--- Set task ---
Locate every line in the records below that contains the word "HINGES", and copy each one.

--- Data ---

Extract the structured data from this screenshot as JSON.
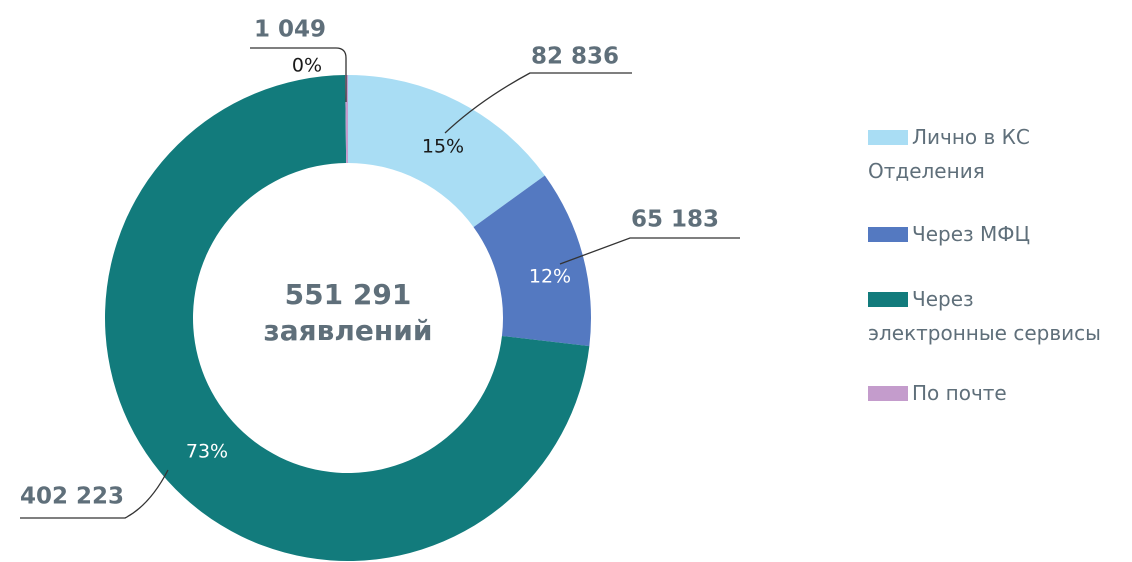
{
  "chart_data": {
    "type": "donut",
    "categories": [
      "Лично в КС Отделения",
      "Через МФЦ",
      "Через электронные сервисы",
      "По почте"
    ],
    "values": [
      82836,
      65183,
      402223,
      1049
    ],
    "value_labels": [
      "82 836",
      "65 183",
      "402 223",
      "1 049"
    ],
    "percents": [
      15,
      12,
      73,
      0
    ],
    "percent_labels": [
      "15%",
      "12%",
      "73%",
      "0%"
    ],
    "colors": [
      "#a9ddf4",
      "#5479c1",
      "#127b7c",
      "#c49ccc"
    ],
    "total": 551291,
    "total_label": "551 291",
    "total_caption": "заявлений",
    "legend": "right"
  }
}
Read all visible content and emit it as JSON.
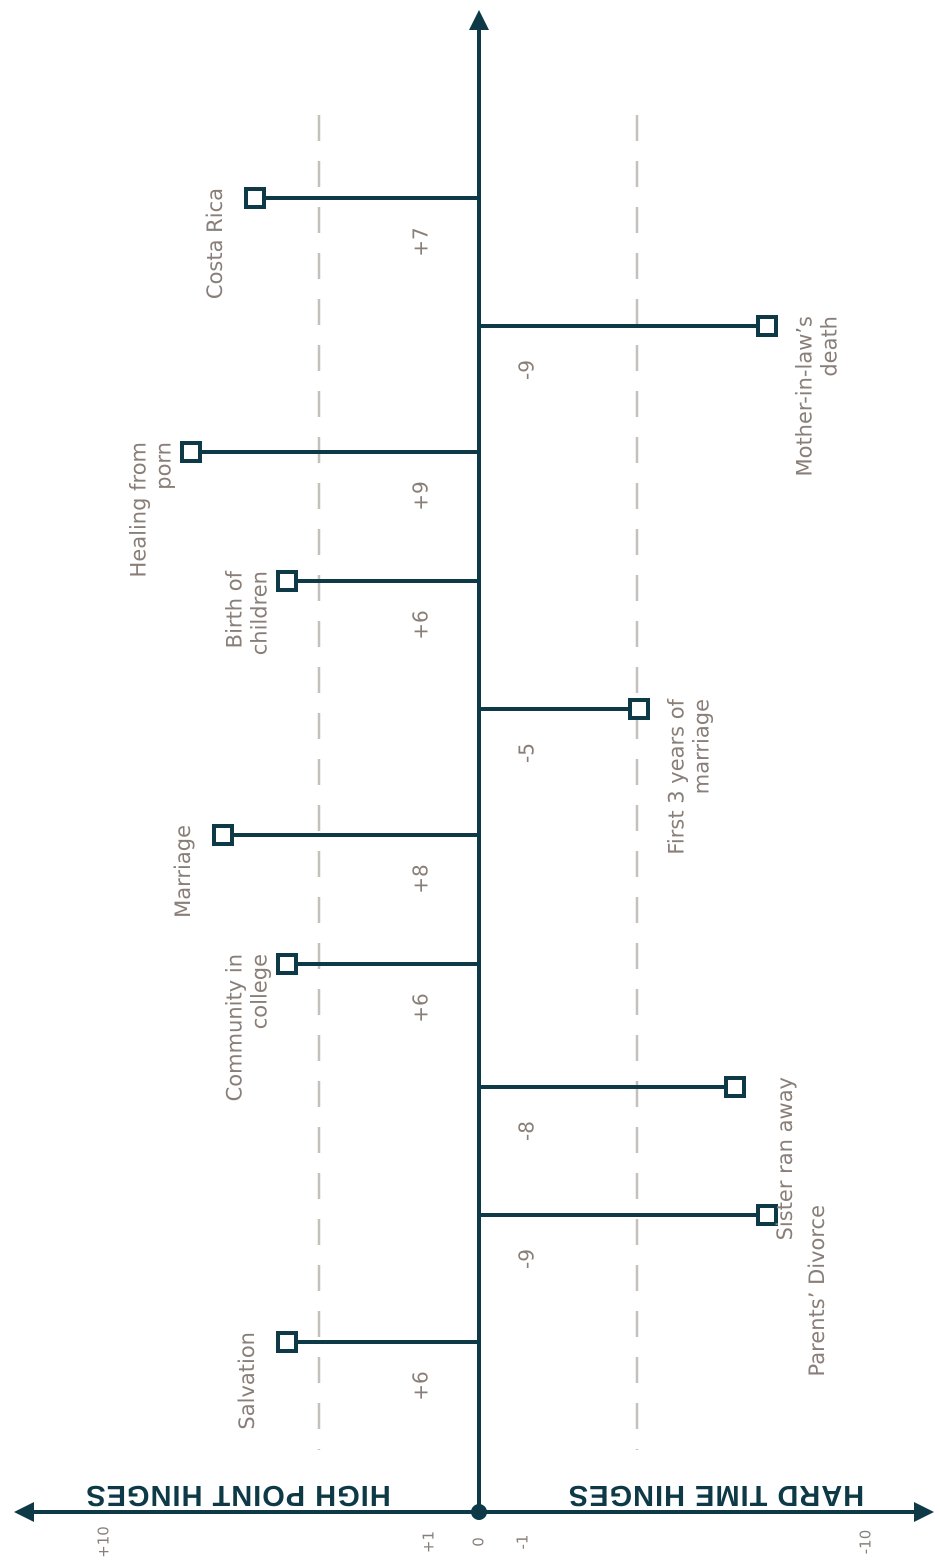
{
  "colors": {
    "axis": "#0e3a48",
    "text": "#8a7f78",
    "dash": "#c4c0bc"
  },
  "chart_data": {
    "type": "bar",
    "title": "",
    "orientation": "horizontal-bars, figure rotated 90°",
    "grid": "dashed reference lines at +1 threshold markers on each side",
    "axis_ticks": [
      "+10",
      "+1",
      "0",
      "-1",
      "-10"
    ],
    "left_header": "HIGH POINT HINGES",
    "right_header": "HARD TIME HINGES",
    "value_labels": [
      "+6",
      "-9",
      "-8",
      "+6",
      "+8",
      "-5",
      "+6",
      "+9",
      "-9",
      "+7"
    ],
    "categories": [
      "Salvation",
      "Parents’ Divorce",
      "Sister ran away",
      "Community in college",
      "Marriage",
      "First 3 years of marriage",
      "Birth of children",
      "Healing from porn",
      "Mother-in-law’s death",
      "Costa Rica"
    ],
    "label_lines": [
      [
        "Salvation"
      ],
      [
        "Parents’ Divorce"
      ],
      [
        "Sister ran away"
      ],
      [
        "Community in",
        "college"
      ],
      [
        "Marriage"
      ],
      [
        "First 3 years of",
        "marriage"
      ],
      [
        "Birth of",
        "children"
      ],
      [
        "Healing from",
        "porn"
      ],
      [
        "Mother-in-law’s",
        "death"
      ],
      [
        "Costa Rica"
      ]
    ],
    "values": [
      6,
      -9,
      -8,
      6,
      8,
      -5,
      6,
      9,
      -9,
      7
    ],
    "ylim": [
      -10,
      10
    ]
  }
}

--- The result ---
    "left_header": "HIGH POINT HINGES",
    "right_header": "HARD TIME HINGES",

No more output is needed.